▶ [Directions for this task]: Set out each line from the following listing that includes the word "Land".

Items from a data source
════════

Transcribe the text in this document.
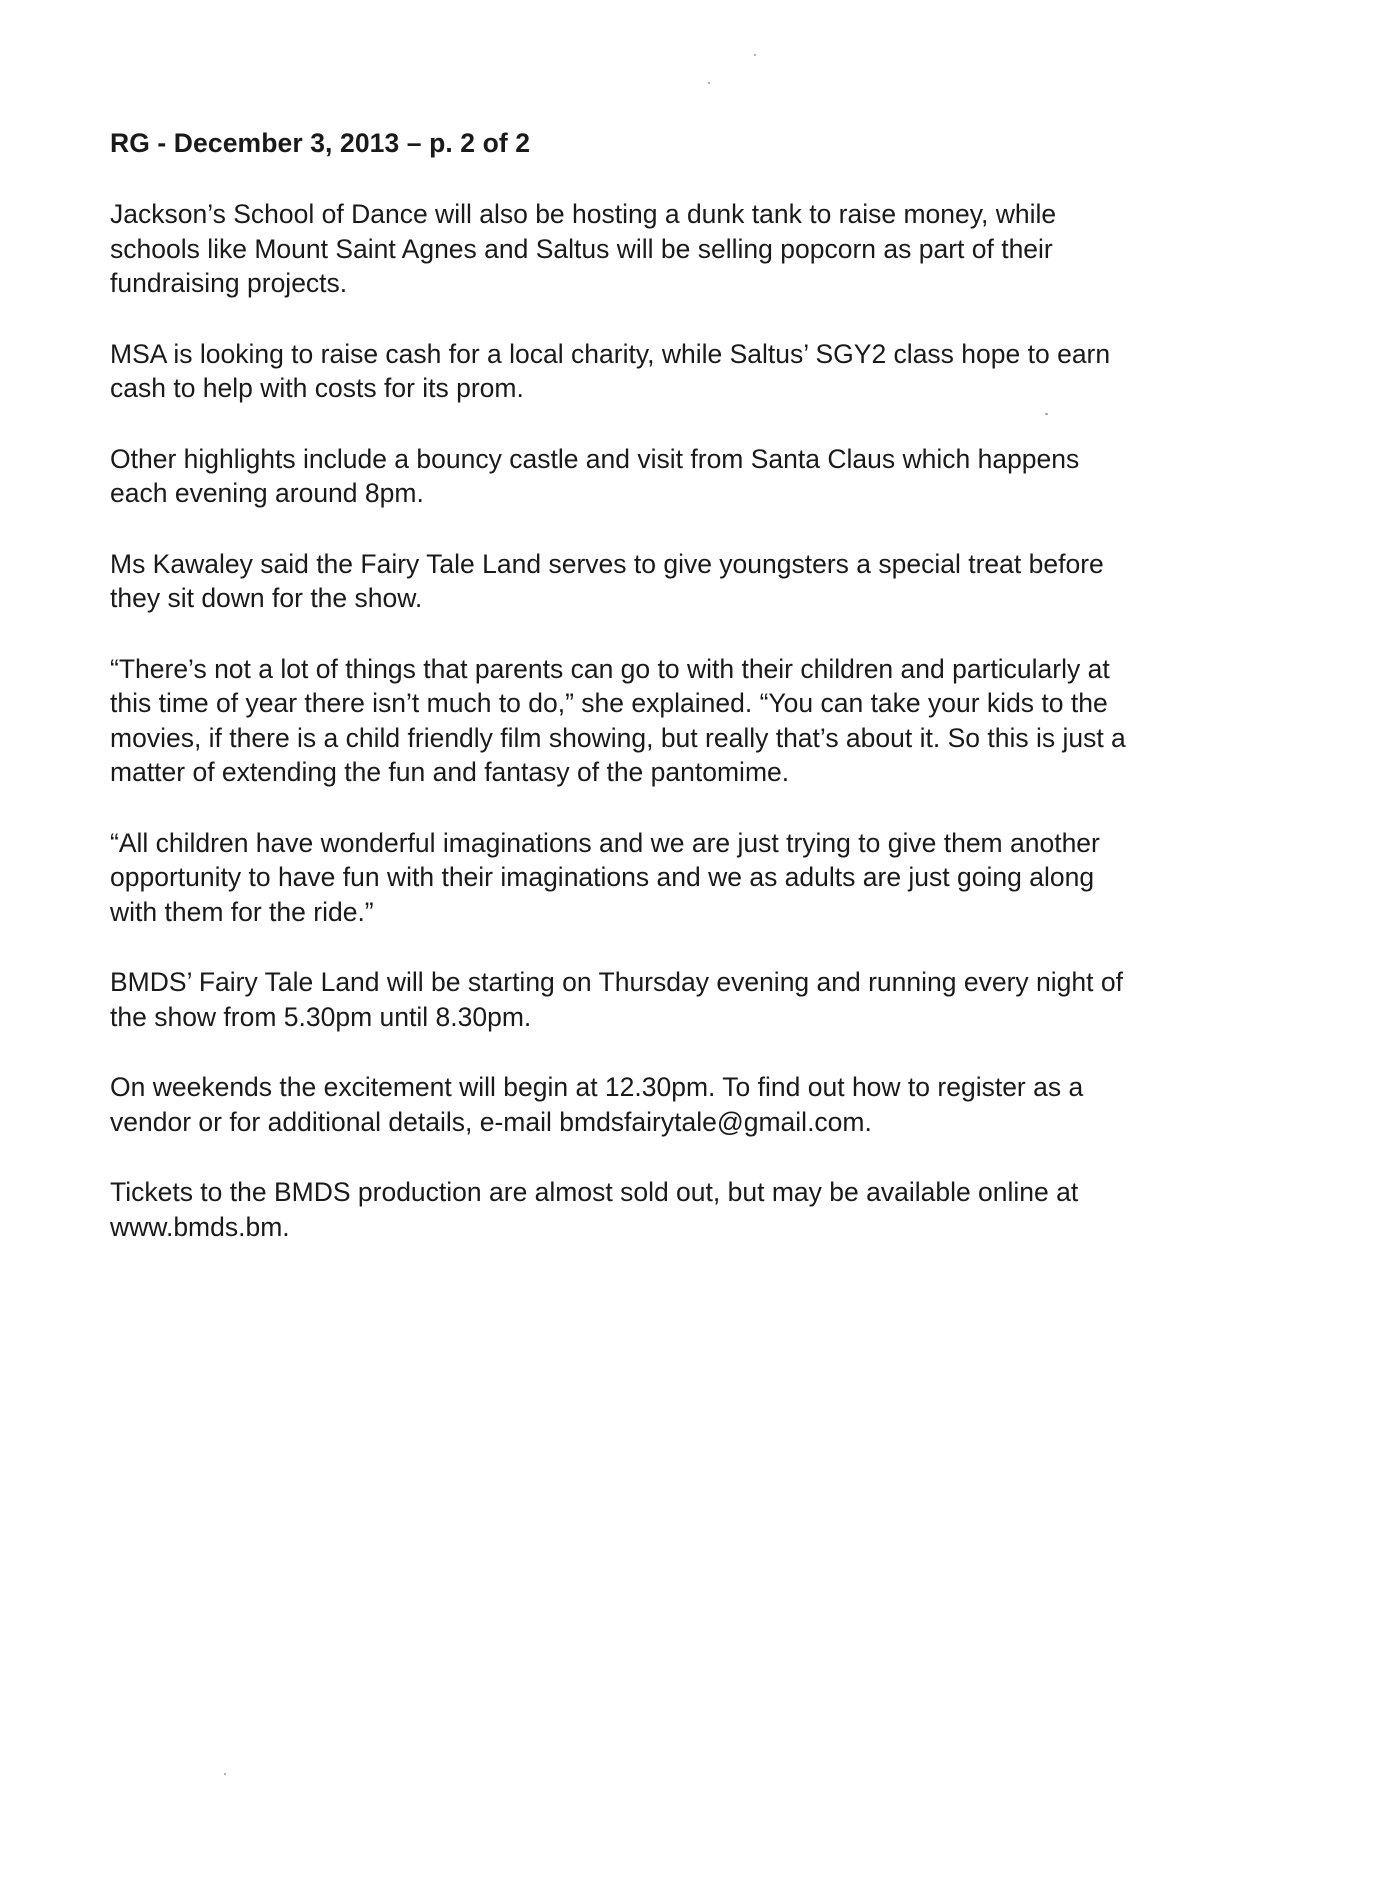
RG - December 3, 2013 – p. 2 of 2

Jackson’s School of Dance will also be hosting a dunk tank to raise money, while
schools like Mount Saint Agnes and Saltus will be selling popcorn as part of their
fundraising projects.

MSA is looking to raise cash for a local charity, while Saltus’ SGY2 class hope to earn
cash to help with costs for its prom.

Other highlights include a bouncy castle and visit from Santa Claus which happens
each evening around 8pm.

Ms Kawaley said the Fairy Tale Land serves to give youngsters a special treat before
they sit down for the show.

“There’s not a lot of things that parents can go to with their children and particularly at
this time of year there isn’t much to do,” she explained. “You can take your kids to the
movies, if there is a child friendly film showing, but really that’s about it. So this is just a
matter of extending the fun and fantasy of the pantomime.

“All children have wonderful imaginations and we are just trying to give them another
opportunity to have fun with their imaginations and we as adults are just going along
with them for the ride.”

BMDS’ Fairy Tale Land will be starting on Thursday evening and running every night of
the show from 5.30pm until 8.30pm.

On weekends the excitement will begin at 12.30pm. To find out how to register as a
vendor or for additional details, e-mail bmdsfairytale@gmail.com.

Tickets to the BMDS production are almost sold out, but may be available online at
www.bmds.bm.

════════

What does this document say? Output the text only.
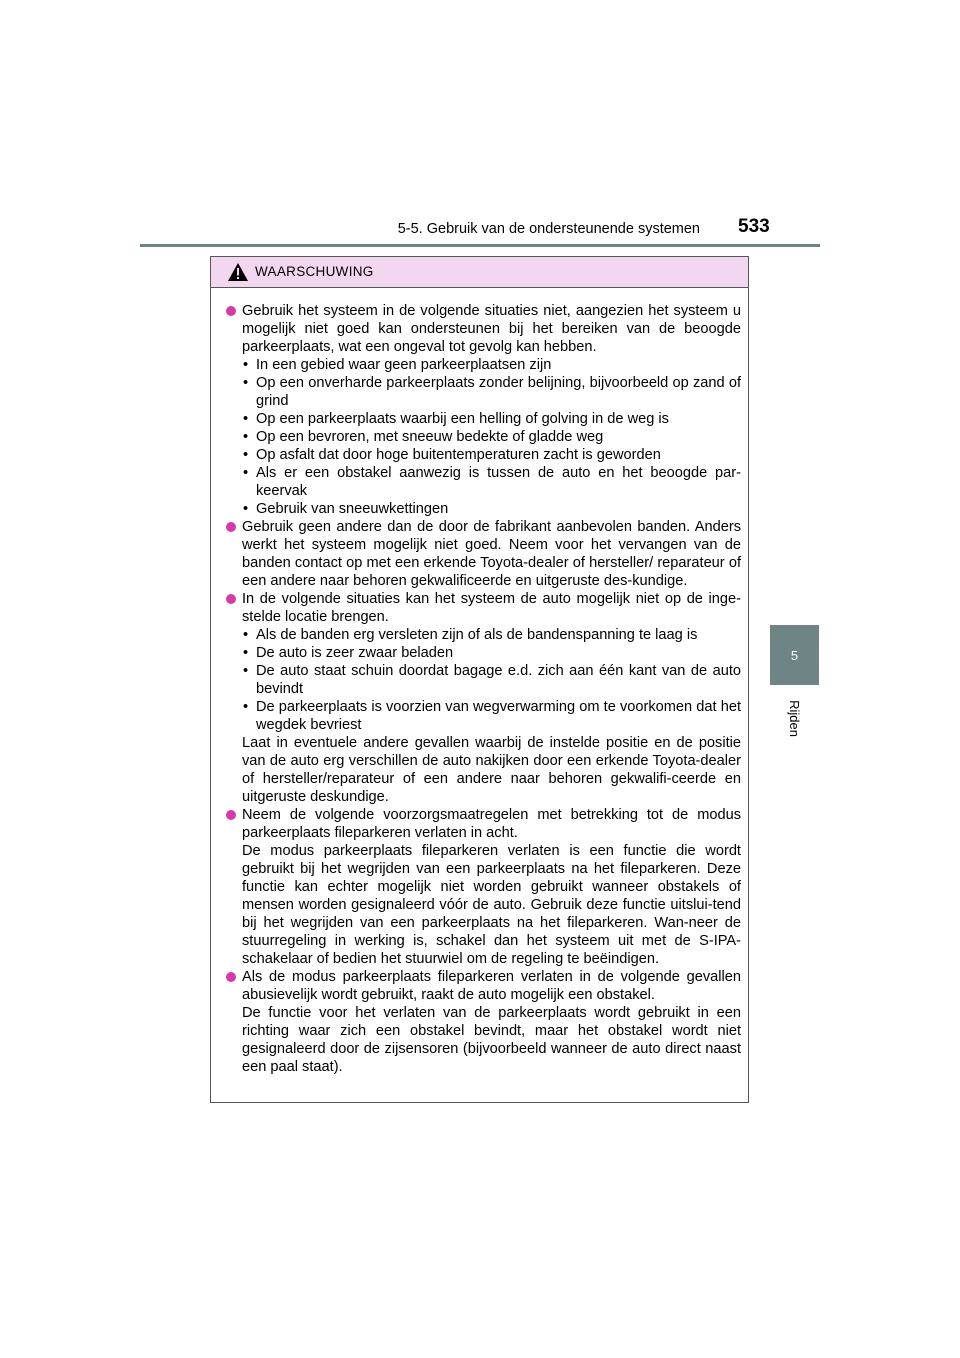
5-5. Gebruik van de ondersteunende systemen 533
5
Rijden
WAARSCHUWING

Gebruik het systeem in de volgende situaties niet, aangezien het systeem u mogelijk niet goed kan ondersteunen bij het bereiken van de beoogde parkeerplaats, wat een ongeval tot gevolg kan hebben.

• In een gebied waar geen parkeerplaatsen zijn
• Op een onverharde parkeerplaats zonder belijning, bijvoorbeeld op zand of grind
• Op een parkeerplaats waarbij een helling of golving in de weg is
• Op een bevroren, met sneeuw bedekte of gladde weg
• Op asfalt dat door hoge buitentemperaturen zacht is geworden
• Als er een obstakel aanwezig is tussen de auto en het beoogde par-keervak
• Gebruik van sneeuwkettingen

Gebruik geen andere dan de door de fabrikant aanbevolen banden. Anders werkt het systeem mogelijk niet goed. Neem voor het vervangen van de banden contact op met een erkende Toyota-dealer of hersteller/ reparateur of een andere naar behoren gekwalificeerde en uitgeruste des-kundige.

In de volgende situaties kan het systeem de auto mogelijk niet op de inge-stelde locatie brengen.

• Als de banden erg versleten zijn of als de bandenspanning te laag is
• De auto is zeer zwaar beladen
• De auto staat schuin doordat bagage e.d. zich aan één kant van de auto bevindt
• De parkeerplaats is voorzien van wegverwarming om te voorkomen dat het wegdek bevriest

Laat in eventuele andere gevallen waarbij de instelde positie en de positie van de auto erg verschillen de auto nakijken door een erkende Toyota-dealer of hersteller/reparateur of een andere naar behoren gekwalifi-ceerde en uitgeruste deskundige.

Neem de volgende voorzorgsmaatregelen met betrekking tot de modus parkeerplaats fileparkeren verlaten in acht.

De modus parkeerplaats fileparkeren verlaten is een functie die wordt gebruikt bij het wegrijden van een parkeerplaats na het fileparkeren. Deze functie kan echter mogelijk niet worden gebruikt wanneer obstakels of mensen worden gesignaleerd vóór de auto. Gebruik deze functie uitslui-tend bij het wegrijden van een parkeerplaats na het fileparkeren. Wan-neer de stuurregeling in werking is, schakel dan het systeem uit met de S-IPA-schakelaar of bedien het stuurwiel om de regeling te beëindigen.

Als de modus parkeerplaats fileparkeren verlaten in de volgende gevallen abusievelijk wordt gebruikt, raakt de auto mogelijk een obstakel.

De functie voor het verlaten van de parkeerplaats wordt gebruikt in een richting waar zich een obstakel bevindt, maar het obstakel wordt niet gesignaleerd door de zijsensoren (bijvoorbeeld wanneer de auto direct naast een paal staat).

════════

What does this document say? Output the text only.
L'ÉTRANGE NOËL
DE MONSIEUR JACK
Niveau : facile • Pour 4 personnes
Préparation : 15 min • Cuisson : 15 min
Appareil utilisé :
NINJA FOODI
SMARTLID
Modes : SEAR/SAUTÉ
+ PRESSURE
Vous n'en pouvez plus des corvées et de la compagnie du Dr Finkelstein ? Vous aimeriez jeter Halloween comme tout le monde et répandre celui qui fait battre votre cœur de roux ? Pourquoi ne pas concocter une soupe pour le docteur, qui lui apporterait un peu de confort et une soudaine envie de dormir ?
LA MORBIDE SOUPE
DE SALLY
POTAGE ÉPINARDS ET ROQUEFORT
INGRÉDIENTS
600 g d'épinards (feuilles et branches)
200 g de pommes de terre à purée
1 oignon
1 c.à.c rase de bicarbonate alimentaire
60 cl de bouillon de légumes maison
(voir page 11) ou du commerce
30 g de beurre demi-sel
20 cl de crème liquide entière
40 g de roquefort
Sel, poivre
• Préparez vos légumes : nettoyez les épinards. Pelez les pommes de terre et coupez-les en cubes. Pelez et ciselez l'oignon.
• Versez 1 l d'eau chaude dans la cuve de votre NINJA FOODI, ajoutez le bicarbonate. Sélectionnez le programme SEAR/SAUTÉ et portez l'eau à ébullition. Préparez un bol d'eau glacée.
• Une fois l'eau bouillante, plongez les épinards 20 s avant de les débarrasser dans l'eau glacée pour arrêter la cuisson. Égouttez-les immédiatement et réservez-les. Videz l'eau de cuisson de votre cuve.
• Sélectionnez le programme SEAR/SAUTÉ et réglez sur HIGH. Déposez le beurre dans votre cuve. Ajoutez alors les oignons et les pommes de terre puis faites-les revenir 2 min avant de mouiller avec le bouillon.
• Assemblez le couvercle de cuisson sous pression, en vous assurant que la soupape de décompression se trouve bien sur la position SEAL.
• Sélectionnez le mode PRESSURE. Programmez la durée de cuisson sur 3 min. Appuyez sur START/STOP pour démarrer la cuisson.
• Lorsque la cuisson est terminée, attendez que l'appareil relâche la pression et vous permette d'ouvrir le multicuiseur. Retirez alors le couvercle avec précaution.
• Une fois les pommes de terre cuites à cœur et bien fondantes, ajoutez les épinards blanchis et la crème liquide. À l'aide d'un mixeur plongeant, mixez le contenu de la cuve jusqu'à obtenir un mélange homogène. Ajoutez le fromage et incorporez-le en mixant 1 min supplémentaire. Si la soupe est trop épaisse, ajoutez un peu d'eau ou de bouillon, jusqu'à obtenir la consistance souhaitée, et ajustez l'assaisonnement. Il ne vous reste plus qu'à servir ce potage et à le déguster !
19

════════

▶ [Response for this exercise]:
Ms Kawaley said the Fairy Tale Land serves to give youngsters a special treat before
BMDS’ Fairy Tale Land will be starting on Thursday evening and running every night of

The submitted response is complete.